** WRITTEN REQUEST **
Copy out every line of the entries below word for word, leaving out the pictures.

Annotated region listings:

* START *

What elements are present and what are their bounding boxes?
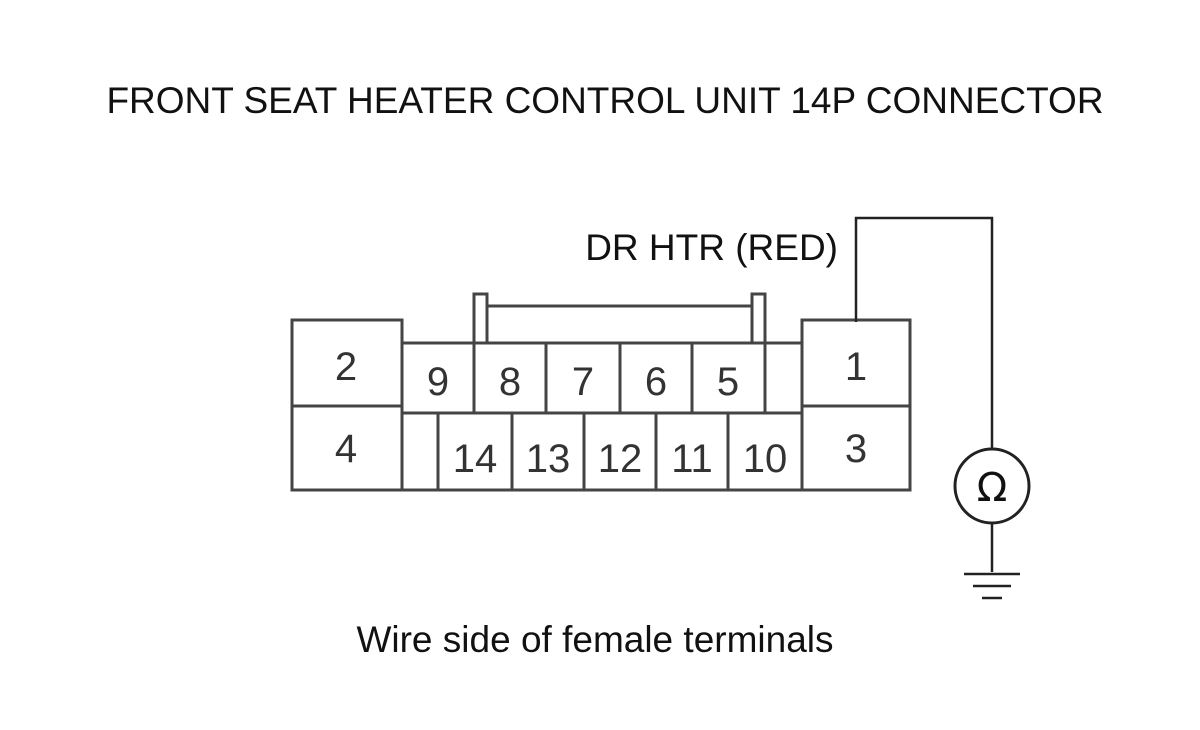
pin-5: 5 (717, 360, 739, 404)
pin-7: 7 (572, 360, 594, 404)
latch-right-post (750, 292, 767, 343)
pin-11: 11 (671, 437, 713, 481)
pin-10: 10 (743, 437, 788, 481)
pin-1: 1 (845, 345, 867, 389)
pin-14: 14 (453, 437, 498, 481)
diagram-caption: Wire side of female terminals (356, 619, 833, 660)
diagram-title: FRONT SEAT HEATER CONTROL UNIT 14P CONNE… (106, 80, 1103, 121)
ohmmeter-symbol: Ω (953, 447, 1031, 525)
pin-6: 6 (645, 360, 667, 404)
pin-3: 3 (845, 427, 867, 471)
pin-9: 9 (427, 360, 449, 404)
ohm-icon: Ω (977, 465, 1008, 511)
pin-13: 13 (526, 437, 571, 481)
ground-icon (964, 523, 1020, 600)
pin-labels: 2 4 1 3 9 8 7 6 5 14 13 12 11 10 (335, 345, 867, 481)
pin-2: 2 (335, 345, 357, 389)
wire-label: DR HTR (RED) (585, 227, 838, 268)
connector-body (290, 292, 912, 492)
test-lead-wire (854, 216, 994, 448)
pin-8: 8 (499, 360, 521, 404)
latch-left-post (472, 292, 489, 343)
middle-pin-block (400, 341, 804, 492)
pin-12: 12 (598, 437, 643, 481)
pin-4: 4 (335, 427, 357, 471)
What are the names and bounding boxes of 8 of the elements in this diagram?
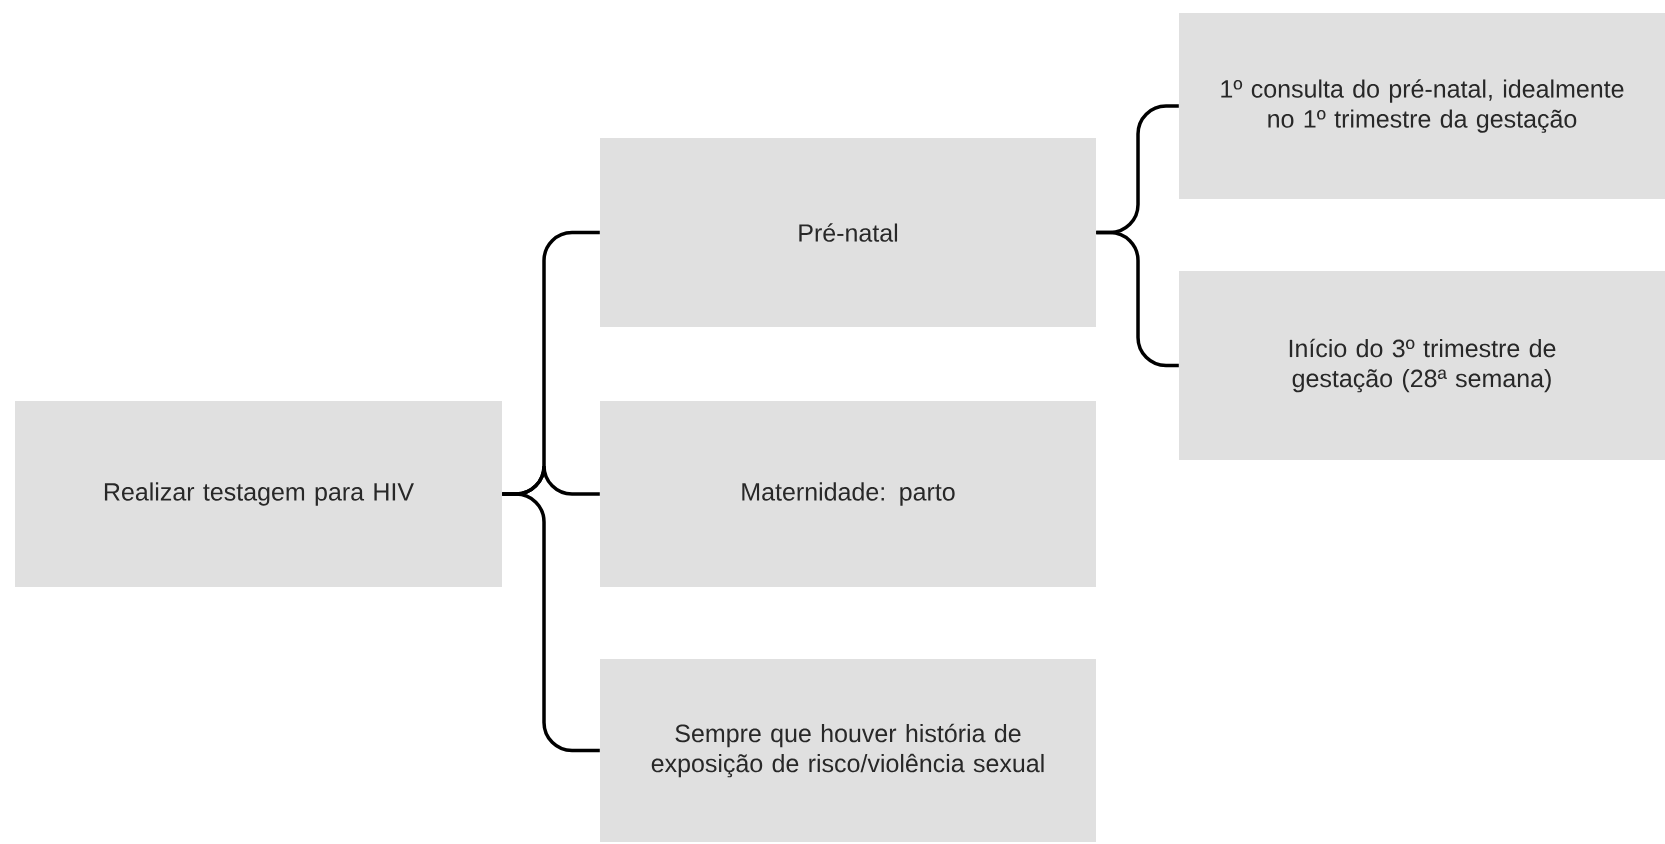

* END *

** OUTPUT BELOW **
What elements are present and what are their bounding boxes?
pin-5: 5 (717, 360, 739, 404)
pin-7: 7 (572, 360, 594, 404)
latch-right-post (750, 292, 767, 343)
pin-11: 11 (671, 437, 713, 481)
pin-10: 10 (743, 437, 788, 481)
pin-1: 1 (845, 345, 867, 389)
pin-14: 14 (453, 437, 498, 481)
diagram-caption: Wire side of female terminals (356, 619, 833, 660)
diagram-title: FRONT SEAT HEATER CONTROL UNIT 14P CONNE… (106, 80, 1103, 121)
ohmmeter-symbol: Ω (953, 447, 1031, 525)
pin-6: 6 (645, 360, 667, 404)
pin-3: 3 (845, 427, 867, 471)
pin-9: 9 (427, 360, 449, 404)
ohm-icon: Ω (977, 465, 1008, 511)
pin-13: 13 (526, 437, 571, 481)
ground-icon (964, 523, 1020, 600)
pin-labels: 2 4 1 3 9 8 7 6 5 14 13 12 11 10 (335, 345, 867, 481)
pin-2: 2 (335, 345, 357, 389)
wire-label: DR HTR (RED) (585, 227, 838, 268)
connector-body (290, 292, 912, 492)
test-lead-wire (854, 216, 994, 448)
pin-8: 8 (499, 360, 521, 404)
latch-left-post (472, 292, 489, 343)
middle-pin-block (400, 341, 804, 492)
pin-12: 12 (598, 437, 643, 481)
pin-4: 4 (335, 427, 357, 471)
What are the names and bounding boxes of 8 of the elements in this diagram?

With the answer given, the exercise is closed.